DESCRIPTION OF THE TASK
Set down the records once more, please, exactly and with the pictures left out.

[Records from a data collection]
★ ★ ★

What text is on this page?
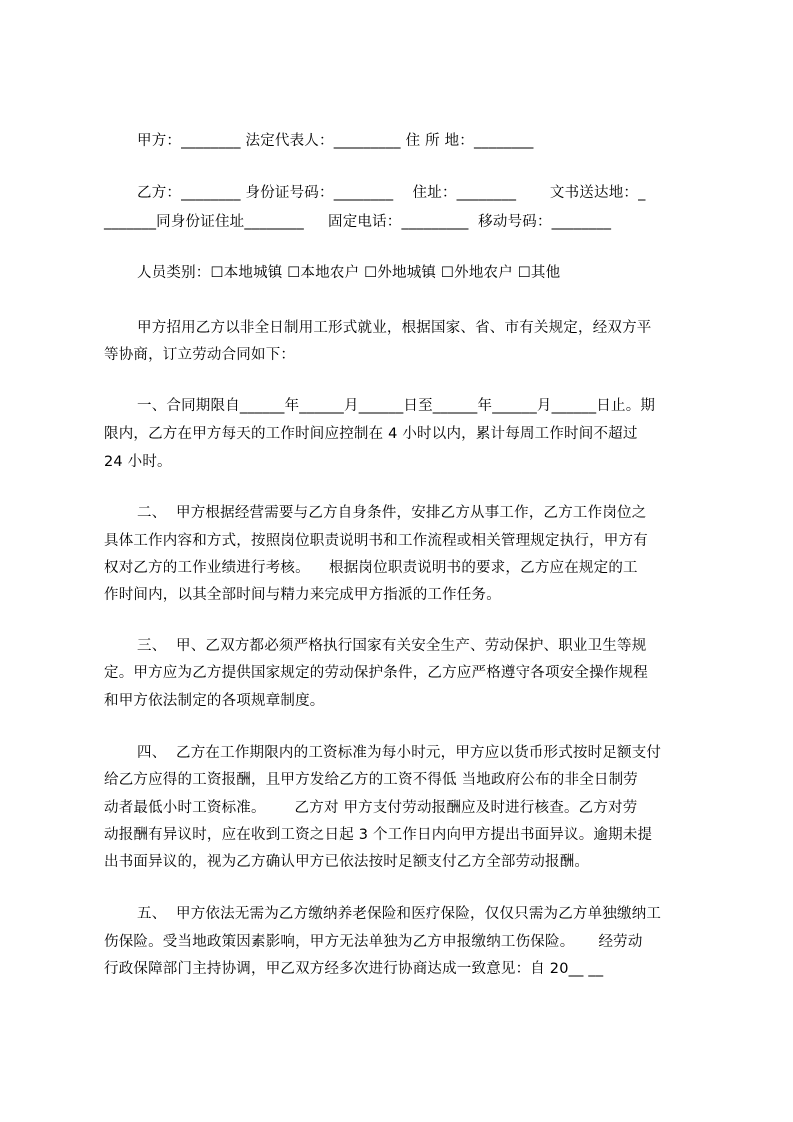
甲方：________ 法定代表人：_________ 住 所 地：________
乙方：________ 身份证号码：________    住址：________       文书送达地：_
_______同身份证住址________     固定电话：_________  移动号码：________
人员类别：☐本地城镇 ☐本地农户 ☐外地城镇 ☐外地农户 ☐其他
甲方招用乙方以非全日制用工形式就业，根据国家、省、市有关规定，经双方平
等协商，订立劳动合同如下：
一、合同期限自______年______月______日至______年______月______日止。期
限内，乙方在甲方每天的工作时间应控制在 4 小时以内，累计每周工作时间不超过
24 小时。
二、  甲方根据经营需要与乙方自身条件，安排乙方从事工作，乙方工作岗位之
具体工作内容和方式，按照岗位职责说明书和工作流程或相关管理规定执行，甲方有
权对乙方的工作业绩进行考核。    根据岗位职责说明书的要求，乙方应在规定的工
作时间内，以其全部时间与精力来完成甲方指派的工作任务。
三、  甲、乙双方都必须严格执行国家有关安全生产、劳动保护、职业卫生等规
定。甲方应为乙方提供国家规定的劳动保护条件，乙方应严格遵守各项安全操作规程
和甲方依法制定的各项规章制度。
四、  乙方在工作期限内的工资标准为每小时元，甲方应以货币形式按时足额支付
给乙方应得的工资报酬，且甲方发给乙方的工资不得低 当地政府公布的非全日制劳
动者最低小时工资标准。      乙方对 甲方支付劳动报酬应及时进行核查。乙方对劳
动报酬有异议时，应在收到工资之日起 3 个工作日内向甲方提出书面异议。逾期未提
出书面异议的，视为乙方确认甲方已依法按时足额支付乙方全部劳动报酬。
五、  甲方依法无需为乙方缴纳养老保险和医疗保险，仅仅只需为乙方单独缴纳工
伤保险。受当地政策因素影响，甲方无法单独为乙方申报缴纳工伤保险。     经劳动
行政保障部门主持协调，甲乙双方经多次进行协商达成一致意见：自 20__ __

★ ★ ★

TASK OUTPUT
What text is on this page?
甲方：________ 法定代表人：_________ 住 所 地：________
乙方：________ 身份证号码：________    住址：________       文书送达地：_
_______同身份证住址________     固定电话：_________  移动号码：________
人员类别：☐本地城镇 ☐本地农户 ☐外地城镇 ☐外地农户 ☐其他
甲方招用乙方以非全日制用工形式就业，根据国家、省、市有关规定，经双方平
等协商，订立劳动合同如下：
一、合同期限自______年______月______日至______年______月______日止。期
限内，乙方在甲方每天的工作时间应控制在 4 小时以内，累计每周工作时间不超过
24 小时。
二、  甲方根据经营需要与乙方自身条件，安排乙方从事工作，乙方工作岗位之
具体工作内容和方式，按照岗位职责说明书和工作流程或相关管理规定执行，甲方有
权对乙方的工作业绩进行考核。    根据岗位职责说明书的要求，乙方应在规定的工
作时间内，以其全部时间与精力来完成甲方指派的工作任务。
三、  甲、乙双方都必须严格执行国家有关安全生产、劳动保护、职业卫生等规
定。甲方应为乙方提供国家规定的劳动保护条件，乙方应严格遵守各项安全操作规程
和甲方依法制定的各项规章制度。
四、  乙方在工作期限内的工资标准为每小时元，甲方应以货币形式按时足额支付
给乙方应得的工资报酬，且甲方发给乙方的工资不得低 当地政府公布的非全日制劳
动者最低小时工资标准。      乙方对 甲方支付劳动报酬应及时进行核查。乙方对劳
动报酬有异议时，应在收到工资之日起 3 个工作日内向甲方提出书面异议。逾期未提
出书面异议的，视为乙方确认甲方已依法按时足额支付乙方全部劳动报酬。
五、  甲方依法无需为乙方缴纳养老保险和医疗保险，仅仅只需为乙方单独缴纳工
伤保险。受当地政策因素影响，甲方无法单独为乙方申报缴纳工伤保险。     经劳动
行政保障部门主持协调，甲乙双方经多次进行协商达成一致意见：自 20__ __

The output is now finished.